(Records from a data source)
* * * *
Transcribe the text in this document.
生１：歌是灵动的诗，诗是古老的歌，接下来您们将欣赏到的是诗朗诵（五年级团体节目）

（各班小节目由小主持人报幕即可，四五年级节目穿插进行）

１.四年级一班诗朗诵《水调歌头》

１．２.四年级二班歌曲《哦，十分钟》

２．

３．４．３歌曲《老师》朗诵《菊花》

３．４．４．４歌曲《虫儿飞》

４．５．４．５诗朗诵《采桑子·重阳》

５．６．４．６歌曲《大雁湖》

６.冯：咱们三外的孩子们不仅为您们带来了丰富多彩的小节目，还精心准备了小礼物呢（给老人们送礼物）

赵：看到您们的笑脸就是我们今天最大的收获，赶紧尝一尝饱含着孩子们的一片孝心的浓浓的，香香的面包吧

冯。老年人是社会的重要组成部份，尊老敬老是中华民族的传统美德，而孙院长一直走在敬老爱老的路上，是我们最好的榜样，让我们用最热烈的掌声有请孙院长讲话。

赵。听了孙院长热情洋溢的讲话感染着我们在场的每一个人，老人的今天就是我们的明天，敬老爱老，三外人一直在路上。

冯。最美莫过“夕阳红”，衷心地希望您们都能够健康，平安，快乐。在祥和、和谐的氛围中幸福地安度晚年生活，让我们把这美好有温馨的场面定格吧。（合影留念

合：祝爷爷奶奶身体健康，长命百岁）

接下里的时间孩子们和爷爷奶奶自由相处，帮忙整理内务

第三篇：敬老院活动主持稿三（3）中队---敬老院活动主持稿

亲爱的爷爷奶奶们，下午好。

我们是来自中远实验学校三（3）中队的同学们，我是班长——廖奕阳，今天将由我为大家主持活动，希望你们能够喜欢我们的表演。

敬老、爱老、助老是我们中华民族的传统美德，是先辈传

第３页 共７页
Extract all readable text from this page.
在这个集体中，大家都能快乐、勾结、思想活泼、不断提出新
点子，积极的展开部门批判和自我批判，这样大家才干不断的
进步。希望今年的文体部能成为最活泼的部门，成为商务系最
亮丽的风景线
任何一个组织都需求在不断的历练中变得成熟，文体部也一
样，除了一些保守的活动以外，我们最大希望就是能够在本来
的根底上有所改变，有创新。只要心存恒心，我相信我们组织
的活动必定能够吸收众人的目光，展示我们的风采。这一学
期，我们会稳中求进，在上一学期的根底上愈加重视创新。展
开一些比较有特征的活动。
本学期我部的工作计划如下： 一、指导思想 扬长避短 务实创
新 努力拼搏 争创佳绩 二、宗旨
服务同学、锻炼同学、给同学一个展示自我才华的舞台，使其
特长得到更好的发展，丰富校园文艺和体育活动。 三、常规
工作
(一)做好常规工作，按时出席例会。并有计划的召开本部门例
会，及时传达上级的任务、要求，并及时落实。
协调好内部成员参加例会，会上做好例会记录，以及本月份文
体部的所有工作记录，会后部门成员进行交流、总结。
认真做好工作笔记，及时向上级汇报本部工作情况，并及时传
* * * *
What is asked:
Go through the material above and count the lines that contain "this"; answer with the number alone.

Completed exercise:
2